> [GOAL]: Return every record verbatim.

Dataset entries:
(begin)

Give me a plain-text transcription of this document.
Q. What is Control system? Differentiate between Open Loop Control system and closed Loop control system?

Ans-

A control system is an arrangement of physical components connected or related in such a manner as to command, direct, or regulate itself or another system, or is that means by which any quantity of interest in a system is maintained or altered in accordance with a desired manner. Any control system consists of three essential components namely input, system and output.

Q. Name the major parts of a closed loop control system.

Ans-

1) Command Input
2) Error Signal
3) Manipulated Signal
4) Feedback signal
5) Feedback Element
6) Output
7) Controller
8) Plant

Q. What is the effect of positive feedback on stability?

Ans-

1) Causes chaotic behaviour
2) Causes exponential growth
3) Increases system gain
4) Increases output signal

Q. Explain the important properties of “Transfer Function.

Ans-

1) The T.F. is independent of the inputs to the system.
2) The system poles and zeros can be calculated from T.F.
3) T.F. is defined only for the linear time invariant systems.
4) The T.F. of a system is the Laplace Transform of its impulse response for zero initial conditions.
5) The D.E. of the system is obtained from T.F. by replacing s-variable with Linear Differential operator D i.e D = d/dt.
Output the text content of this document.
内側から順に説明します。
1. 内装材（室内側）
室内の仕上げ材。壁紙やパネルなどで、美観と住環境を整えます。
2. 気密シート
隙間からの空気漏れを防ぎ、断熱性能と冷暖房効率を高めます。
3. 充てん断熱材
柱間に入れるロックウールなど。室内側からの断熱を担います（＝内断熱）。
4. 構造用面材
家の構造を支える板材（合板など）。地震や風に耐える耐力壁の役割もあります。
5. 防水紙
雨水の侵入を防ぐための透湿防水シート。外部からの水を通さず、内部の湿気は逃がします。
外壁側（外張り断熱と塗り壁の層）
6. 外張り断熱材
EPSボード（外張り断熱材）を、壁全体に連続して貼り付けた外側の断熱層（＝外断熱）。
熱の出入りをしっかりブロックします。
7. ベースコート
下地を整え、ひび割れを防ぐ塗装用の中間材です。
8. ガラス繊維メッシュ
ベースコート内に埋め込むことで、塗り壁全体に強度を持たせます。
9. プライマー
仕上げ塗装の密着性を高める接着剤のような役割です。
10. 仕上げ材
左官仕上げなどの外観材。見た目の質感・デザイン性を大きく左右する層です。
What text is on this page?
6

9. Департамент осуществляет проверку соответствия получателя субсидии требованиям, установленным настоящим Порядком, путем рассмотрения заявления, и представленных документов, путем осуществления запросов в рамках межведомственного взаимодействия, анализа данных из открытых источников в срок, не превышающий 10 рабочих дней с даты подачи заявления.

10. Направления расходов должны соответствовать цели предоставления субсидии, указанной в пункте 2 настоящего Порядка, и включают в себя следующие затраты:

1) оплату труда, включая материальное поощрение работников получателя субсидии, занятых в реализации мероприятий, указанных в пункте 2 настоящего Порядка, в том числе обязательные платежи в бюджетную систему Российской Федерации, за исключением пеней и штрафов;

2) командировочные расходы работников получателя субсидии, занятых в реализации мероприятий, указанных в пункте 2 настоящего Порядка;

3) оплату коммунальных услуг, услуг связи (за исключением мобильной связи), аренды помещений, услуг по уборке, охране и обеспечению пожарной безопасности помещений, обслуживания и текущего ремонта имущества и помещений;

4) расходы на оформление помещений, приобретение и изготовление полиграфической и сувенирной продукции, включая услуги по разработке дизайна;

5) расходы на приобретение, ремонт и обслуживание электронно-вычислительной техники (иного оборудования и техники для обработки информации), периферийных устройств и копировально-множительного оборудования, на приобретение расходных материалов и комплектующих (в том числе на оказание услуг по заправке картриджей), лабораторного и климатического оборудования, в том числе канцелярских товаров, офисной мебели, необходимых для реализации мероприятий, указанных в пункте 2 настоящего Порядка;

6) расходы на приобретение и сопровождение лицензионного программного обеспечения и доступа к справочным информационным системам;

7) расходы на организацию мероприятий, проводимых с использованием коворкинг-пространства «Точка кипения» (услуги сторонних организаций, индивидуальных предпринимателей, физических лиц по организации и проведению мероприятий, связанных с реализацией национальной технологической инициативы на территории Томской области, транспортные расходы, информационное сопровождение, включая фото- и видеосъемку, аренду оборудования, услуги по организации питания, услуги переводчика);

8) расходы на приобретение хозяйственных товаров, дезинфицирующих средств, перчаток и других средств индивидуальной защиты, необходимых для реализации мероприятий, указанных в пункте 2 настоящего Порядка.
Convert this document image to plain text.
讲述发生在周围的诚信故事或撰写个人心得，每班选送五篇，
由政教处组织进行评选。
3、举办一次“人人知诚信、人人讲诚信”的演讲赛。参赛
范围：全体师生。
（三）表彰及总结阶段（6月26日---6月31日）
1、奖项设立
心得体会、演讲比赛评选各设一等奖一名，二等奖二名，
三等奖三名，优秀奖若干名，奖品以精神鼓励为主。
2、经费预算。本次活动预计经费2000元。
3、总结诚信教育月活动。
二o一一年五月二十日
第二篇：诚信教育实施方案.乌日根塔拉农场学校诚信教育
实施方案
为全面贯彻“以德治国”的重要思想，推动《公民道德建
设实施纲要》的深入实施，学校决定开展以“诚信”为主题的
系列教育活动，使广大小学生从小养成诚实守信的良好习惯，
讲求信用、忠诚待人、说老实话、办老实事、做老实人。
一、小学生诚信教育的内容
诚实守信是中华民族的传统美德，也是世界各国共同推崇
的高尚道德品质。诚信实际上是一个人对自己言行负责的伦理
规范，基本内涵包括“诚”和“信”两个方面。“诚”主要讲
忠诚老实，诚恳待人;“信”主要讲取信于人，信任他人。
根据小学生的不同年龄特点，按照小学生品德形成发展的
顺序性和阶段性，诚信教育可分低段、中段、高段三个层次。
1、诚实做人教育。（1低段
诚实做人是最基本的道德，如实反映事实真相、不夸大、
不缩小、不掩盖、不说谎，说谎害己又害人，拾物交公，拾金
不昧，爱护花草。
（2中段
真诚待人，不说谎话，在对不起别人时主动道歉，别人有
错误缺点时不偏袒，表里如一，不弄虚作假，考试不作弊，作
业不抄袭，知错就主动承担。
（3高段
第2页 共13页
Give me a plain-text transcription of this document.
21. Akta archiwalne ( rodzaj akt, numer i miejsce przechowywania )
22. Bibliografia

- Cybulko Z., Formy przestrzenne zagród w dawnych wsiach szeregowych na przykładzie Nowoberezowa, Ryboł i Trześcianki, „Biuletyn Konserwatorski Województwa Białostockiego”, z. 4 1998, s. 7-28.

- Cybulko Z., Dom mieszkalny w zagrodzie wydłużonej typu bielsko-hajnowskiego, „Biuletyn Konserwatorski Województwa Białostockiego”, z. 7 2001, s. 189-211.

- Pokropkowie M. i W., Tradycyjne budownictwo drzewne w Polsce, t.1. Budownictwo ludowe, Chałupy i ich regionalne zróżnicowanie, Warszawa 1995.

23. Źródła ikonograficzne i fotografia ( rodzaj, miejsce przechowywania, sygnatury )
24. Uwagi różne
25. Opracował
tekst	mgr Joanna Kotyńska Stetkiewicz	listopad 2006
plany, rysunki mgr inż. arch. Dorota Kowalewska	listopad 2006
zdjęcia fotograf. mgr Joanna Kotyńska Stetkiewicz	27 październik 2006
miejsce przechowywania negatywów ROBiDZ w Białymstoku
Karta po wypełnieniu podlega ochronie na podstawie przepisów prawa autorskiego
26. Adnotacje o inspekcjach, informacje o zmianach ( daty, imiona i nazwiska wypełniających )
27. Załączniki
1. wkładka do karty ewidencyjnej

(end)

> [EXPECTED OUTPUT]:
Give me a plain-text transcription of this document.
Q. What is Control system? Differentiate between Open Loop Control system and closed Loop control system?

Ans-

A control system is an arrangement of physical components connected or related in such a manner as to command, direct, or regulate itself or another system, or is that means by which any quantity of interest in a system is maintained or altered in accordance with a desired manner. Any control system consists of three essential components namely input, system and output.

Q. Name the major parts of a closed loop control system.

Ans-

1) Command Input
2) Error Signal
3) Manipulated Signal
4) Feedback signal
5) Feedback Element
6) Output
7) Controller
8) Plant

Q. What is the effect of positive feedback on stability?

Ans-

1) Causes chaotic behaviour
2) Causes exponential growth
3) Increases system gain
4) Increases output signal

Q. Explain the important properties of “Transfer Function.

Ans-

1) The T.F. is independent of the inputs to the system.
2) The system poles and zeros can be calculated from T.F.
3) T.F. is defined only for the linear time invariant systems.
4) The T.F. of a system is the Laplace Transform of its impulse response for zero initial conditions.
5) The D.E. of the system is obtained from T.F. by replacing s-variable with Linear Differential operator D i.e D = d/dt.
Output the text content of this document.
内側から順に説明します。
1. 内装材（室内側）
室内の仕上げ材。壁紙やパネルなどで、美観と住環境を整えます。
2. 気密シート
隙間からの空気漏れを防ぎ、断熱性能と冷暖房効率を高めます。
3. 充てん断熱材
柱間に入れるロックウールなど。室内側からの断熱を担います（＝内断熱）。
4. 構造用面材
家の構造を支える板材（合板など）。地震や風に耐える耐力壁の役割もあります。
5. 防水紙
雨水の侵入を防ぐための透湿防水シート。外部からの水を通さず、内部の湿気は逃がします。
外壁側（外張り断熱と塗り壁の層）
6. 外張り断熱材
EPSボード（外張り断熱材）を、壁全体に連続して貼り付けた外側の断熱層（＝外断熱）。
熱の出入りをしっかりブロックします。
7. ベースコート
下地を整え、ひび割れを防ぐ塗装用の中間材です。
8. ガラス繊維メッシュ
ベースコート内に埋め込むことで、塗り壁全体に強度を持たせます。
9. プライマー
仕上げ塗装の密着性を高める接着剤のような役割です。
10. 仕上げ材
左官仕上げなどの外観材。見た目の質感・デザイン性を大きく左右する層です。
What text is on this page?
6

9. Департамент осуществляет проверку соответствия получателя субсидии требованиям, установленным настоящим Порядком, путем рассмотрения заявления, и представленных документов, путем осуществления запросов в рамках межведомственного взаимодействия, анализа данных из открытых источников в срок, не превышающий 10 рабочих дней с даты подачи заявления.

10. Направления расходов должны соответствовать цели предоставления субсидии, указанной в пункте 2 настоящего Порядка, и включают в себя следующие затраты:

1) оплату труда, включая материальное поощрение работников получателя субсидии, занятых в реализации мероприятий, указанных в пункте 2 настоящего Порядка, в том числе обязательные платежи в бюджетную систему Российской Федерации, за исключением пеней и штрафов;

2) командировочные расходы работников получателя субсидии, занятых в реализации мероприятий, указанных в пункте 2 настоящего Порядка;

3) оплату коммунальных услуг, услуг связи (за исключением мобильной связи), аренды помещений, услуг по уборке, охране и обеспечению пожарной безопасности помещений, обслуживания и текущего ремонта имущества и помещений;

4) расходы на оформление помещений, приобретение и изготовление полиграфической и сувенирной продукции, включая услуги по разработке дизайна;

5) расходы на приобретение, ремонт и обслуживание электронно-вычислительной техники (иного оборудования и техники для обработки информации), периферийных устройств и копировально-множительного оборудования, на приобретение расходных материалов и комплектующих (в том числе на оказание услуг по заправке картриджей), лабораторного и климатического оборудования, в том числе канцелярских товаров, офисной мебели, необходимых для реализации мероприятий, указанных в пункте 2 настоящего Порядка;

6) расходы на приобретение и сопровождение лицензионного программного обеспечения и доступа к справочным информационным системам;

7) расходы на организацию мероприятий, проводимых с использованием коворкинг-пространства «Точка кипения» (услуги сторонних организаций, индивидуальных предпринимателей, физических лиц по организации и проведению мероприятий, связанных с реализацией национальной технологической инициативы на территории Томской области, транспортные расходы, информационное сопровождение, включая фото- и видеосъемку, аренду оборудования, услуги по организации питания, услуги переводчика);

8) расходы на приобретение хозяйственных товаров, дезинфицирующих средств, перчаток и других средств индивидуальной защиты, необходимых для реализации мероприятий, указанных в пункте 2 настоящего Порядка.
Convert this document image to plain text.
讲述发生在周围的诚信故事或撰写个人心得，每班选送五篇，
由政教处组织进行评选。
3、举办一次“人人知诚信、人人讲诚信”的演讲赛。参赛
范围：全体师生。
（三）表彰及总结阶段（6月26日---6月31日）
1、奖项设立
心得体会、演讲比赛评选各设一等奖一名，二等奖二名，
三等奖三名，优秀奖若干名，奖品以精神鼓励为主。
2、经费预算。本次活动预计经费2000元。
3、总结诚信教育月活动。
二o一一年五月二十日
第二篇：诚信教育实施方案.乌日根塔拉农场学校诚信教育
实施方案
为全面贯彻“以德治国”的重要思想，推动《公民道德建
设实施纲要》的深入实施，学校决定开展以“诚信”为主题的
系列教育活动，使广大小学生从小养成诚实守信的良好习惯，
讲求信用、忠诚待人、说老实话、办老实事、做老实人。
一、小学生诚信教育的内容
诚实守信是中华民族的传统美德，也是世界各国共同推崇
的高尚道德品质。诚信实际上是一个人对自己言行负责的伦理
规范，基本内涵包括“诚”和“信”两个方面。“诚”主要讲
忠诚老实，诚恳待人;“信”主要讲取信于人，信任他人。
根据小学生的不同年龄特点，按照小学生品德形成发展的
顺序性和阶段性，诚信教育可分低段、中段、高段三个层次。
1、诚实做人教育。（1低段
诚实做人是最基本的道德，如实反映事实真相、不夸大、
不缩小、不掩盖、不说谎，说谎害己又害人，拾物交公，拾金
不昧，爱护花草。
（2中段
真诚待人，不说谎话，在对不起别人时主动道歉，别人有
错误缺点时不偏袒，表里如一，不弄虚作假，考试不作弊，作
业不抄袭，知错就主动承担。
（3高段
第2页 共13页
Give me a plain-text transcription of this document.
21. Akta archiwalne ( rodzaj akt, numer i miejsce przechowywania )
22. Bibliografia

- Cybulko Z., Formy przestrzenne zagród w dawnych wsiach szeregowych na przykładzie Nowoberezowa, Ryboł i Trześcianki, „Biuletyn Konserwatorski Województwa Białostockiego”, z. 4 1998, s. 7-28.

- Cybulko Z., Dom mieszkalny w zagrodzie wydłużonej typu bielsko-hajnowskiego, „Biuletyn Konserwatorski Województwa Białostockiego”, z. 7 2001, s. 189-211.

- Pokropkowie M. i W., Tradycyjne budownictwo drzewne w Polsce, t.1. Budownictwo ludowe, Chałupy i ich regionalne zróżnicowanie, Warszawa 1995.

23. Źródła ikonograficzne i fotografia ( rodzaj, miejsce przechowywania, sygnatury )
24. Uwagi różne
25. Opracował
tekst	mgr Joanna Kotyńska Stetkiewicz	listopad 2006
plany, rysunki mgr inż. arch. Dorota Kowalewska	listopad 2006
zdjęcia fotograf. mgr Joanna Kotyńska Stetkiewicz	27 październik 2006
miejsce przechowywania negatywów ROBiDZ w Białymstoku
Karta po wypełnieniu podlega ochronie na podstawie przepisów prawa autorskiego
26. Adnotacje o inspekcjach, informacje o zmianach ( daty, imiona i nazwiska wypełniających )
27. Załączniki
1. wkładka do karty ewidencyjnej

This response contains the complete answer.